§ Extracted text:
>>>>
Biological Effects of Resveratrol

Introduction

Resveratrol or 3, 5, 4'-trihydroxy stilbene, is a polyphenol found in numerous plants, especially the skin of grapes and peanuts (Inoue et al, 2012)

Research in resveratrol (RSV) began when it was noticed that the French had a lower risk of heart disease than would be expected from their high fat diet, this became known as the “French Paradox” (Batirel et al, 2012). It was suggested that this is due to the high consumption of red wine, which is the richest source of resveratrol.

Since then resveratrol has been studied for its possible anti-carcinogenic effects, cardiovascular protective effects and role in life extension. Research on the compound is still young and the mechanisms are not totally understood, so there is still investigation to be done on the full effects of resveratrol on the cell.
<<<<
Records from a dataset
>>>>
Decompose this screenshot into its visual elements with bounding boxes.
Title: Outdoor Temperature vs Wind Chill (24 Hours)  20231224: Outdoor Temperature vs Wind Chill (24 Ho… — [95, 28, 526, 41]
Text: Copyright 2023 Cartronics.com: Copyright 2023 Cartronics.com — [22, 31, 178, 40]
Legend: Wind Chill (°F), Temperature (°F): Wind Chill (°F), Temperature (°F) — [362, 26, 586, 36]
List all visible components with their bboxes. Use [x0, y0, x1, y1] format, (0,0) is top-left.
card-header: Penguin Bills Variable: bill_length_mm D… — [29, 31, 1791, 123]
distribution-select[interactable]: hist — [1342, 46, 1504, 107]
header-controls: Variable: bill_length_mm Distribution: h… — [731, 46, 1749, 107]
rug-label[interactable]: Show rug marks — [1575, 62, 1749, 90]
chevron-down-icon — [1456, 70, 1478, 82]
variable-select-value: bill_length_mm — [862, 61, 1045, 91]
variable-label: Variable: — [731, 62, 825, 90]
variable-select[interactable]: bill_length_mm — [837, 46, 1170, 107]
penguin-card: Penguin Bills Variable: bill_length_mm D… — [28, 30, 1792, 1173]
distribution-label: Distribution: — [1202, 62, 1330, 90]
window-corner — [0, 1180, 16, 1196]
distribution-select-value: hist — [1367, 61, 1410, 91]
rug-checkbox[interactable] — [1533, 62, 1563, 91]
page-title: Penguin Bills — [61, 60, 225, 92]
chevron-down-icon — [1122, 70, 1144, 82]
<<<<
§ Task directions: According to the text on resveratrol, what is the richest source of the compound?

§ Task result: Red wine is the richest source of resveratrol.